**Consegna**.
Stabilisci se le affermazioni seguenti concordano con l'estratto su Comp AI. Per ciascuna rispondi sì o no e cita tra virgolette le parole dell'estratto che lo decidono.
1. Il round di Serie A è stato guidato da Roo Capital e Grand Ventures.
2. Claudio Fuentes e Mariano Fuentes sono fratelli.
3. LeapAI ha superato i dieci milioni di utenti.

==== Estratto ====

Comp AI Raccoglie 34 Milioni di Dollari per la Sicurezza e Conformità Basata su IA

Comp AI, una startup specializzata in cybersecurity e conformità, ha annunciato giovedì di aver raccolto 34 milioni di dollari in un round di Serie A, guidato da Roo Capital e Grand Ventures. Il nuovo capitale porta il finanziamento totale dell’azienda a 37,5 milioni di dollari e sarà utilizzato per l’espansione del prodotto.

Fondata lo scorso gennaio da Lewis Carhart (CEO), Claudio Fuentes (COO) e suo fratello Mariano Fuentes (CTO), Comp AI nasce da un’esperienza precedente dei tre. Claudio e Mariano, che avevano già collaborato alla creazione di startup per quasi un decennio, hanno incontrato Carhart alcuni anni fa e lo hanno invitato a unirsi a LeapAI, una piattaforma di flusso di lavoro che stavano sviluppando. LeapAI è cresciuta fino a superare il milione di utenti in circa due anni, ma è stata poi chiusa per non aver trovato un "caso d’uso sufficientemente avvincente da giustificare un investimento continuo".

==== Set di dati ====

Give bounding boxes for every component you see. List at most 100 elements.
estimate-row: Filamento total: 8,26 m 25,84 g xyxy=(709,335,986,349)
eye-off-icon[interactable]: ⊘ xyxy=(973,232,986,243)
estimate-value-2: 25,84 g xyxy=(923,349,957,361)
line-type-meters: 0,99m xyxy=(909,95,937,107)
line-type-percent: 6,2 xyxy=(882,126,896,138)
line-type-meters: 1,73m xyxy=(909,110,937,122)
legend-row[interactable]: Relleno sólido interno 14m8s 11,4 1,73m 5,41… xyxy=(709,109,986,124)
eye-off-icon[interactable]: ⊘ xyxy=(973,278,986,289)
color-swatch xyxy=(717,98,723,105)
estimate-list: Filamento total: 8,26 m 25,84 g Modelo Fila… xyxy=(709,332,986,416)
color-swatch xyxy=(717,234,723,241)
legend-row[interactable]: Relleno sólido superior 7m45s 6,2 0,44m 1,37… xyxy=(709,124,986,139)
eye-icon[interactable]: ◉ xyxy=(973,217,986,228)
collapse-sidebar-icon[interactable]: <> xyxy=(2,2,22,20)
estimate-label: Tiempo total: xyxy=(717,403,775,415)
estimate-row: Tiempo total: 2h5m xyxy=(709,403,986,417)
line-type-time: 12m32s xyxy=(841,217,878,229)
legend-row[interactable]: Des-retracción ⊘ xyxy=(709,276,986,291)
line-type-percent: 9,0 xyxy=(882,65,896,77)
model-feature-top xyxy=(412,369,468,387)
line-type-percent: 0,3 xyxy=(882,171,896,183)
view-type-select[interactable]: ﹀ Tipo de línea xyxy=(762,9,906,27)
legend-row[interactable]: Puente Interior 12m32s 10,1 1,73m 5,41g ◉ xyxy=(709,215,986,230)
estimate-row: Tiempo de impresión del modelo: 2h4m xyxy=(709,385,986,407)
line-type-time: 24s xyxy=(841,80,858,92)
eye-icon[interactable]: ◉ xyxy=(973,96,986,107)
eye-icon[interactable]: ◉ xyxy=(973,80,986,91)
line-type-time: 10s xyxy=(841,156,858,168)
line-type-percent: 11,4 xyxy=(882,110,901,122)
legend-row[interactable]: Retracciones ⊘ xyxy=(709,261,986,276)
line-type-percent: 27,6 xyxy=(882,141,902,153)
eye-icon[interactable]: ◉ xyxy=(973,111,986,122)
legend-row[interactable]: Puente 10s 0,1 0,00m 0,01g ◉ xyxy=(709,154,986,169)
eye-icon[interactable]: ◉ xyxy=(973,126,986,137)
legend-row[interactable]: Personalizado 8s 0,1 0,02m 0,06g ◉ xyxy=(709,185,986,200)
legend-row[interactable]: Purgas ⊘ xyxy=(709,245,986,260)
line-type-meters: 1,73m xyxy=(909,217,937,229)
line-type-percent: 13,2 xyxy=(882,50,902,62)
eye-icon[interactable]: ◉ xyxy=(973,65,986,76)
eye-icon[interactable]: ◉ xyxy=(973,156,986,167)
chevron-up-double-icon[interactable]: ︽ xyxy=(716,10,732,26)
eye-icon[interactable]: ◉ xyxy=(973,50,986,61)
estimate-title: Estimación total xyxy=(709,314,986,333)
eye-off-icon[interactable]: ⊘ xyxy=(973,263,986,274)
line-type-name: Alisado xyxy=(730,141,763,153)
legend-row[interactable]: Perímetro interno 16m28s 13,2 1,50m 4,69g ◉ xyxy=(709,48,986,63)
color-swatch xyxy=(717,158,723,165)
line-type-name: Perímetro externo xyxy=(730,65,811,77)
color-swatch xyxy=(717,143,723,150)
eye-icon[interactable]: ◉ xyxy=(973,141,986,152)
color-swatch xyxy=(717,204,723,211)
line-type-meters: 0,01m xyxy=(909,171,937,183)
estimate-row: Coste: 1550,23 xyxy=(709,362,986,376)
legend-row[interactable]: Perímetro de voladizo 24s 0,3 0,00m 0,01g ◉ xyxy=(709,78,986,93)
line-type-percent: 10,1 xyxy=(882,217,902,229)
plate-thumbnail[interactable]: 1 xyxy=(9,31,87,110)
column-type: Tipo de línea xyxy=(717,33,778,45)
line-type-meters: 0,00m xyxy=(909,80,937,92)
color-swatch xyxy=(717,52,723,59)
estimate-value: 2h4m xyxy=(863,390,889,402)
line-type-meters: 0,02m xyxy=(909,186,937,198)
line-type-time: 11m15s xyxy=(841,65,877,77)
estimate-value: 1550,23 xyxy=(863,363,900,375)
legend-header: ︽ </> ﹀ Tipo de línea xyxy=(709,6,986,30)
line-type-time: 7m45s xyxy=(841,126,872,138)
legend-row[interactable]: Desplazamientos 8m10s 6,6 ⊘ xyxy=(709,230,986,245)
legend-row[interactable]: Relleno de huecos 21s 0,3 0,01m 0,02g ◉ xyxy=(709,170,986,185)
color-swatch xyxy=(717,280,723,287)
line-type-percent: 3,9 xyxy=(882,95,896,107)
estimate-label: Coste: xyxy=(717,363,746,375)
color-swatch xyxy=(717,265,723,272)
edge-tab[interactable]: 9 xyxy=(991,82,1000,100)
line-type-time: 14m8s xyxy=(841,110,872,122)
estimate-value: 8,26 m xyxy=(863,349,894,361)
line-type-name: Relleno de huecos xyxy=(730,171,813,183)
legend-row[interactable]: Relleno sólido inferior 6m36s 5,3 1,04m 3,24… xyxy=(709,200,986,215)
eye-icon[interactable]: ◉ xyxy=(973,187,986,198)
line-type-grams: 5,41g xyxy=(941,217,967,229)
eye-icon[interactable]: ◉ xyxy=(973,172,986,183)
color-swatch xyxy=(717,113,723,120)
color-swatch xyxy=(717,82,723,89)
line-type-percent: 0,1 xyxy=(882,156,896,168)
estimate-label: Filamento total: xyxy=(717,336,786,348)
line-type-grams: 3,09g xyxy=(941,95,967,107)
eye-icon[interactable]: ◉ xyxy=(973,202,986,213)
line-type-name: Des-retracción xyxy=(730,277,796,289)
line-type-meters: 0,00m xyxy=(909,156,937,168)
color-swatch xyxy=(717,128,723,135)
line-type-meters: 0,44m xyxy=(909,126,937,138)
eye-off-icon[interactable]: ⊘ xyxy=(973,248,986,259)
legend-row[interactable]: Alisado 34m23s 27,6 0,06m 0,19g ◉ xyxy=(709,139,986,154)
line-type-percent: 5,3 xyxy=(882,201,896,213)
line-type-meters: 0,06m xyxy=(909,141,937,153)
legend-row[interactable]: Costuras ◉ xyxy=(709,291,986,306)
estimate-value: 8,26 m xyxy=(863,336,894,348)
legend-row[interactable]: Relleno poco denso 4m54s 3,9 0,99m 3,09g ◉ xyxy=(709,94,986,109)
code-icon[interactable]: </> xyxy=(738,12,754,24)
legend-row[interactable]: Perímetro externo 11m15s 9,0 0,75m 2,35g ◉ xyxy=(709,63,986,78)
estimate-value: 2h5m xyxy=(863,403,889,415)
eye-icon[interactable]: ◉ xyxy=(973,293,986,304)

====

**Output atteso**.
1. Sì: «guidato da Roo Capital e Grand Ventures»
2. Sì: «Claudio Fuentes (COO) e suo fratello Mariano Fuentes (CTO)»
3. No: «LeapAI è cresciuta fino a superare il milione di utenti»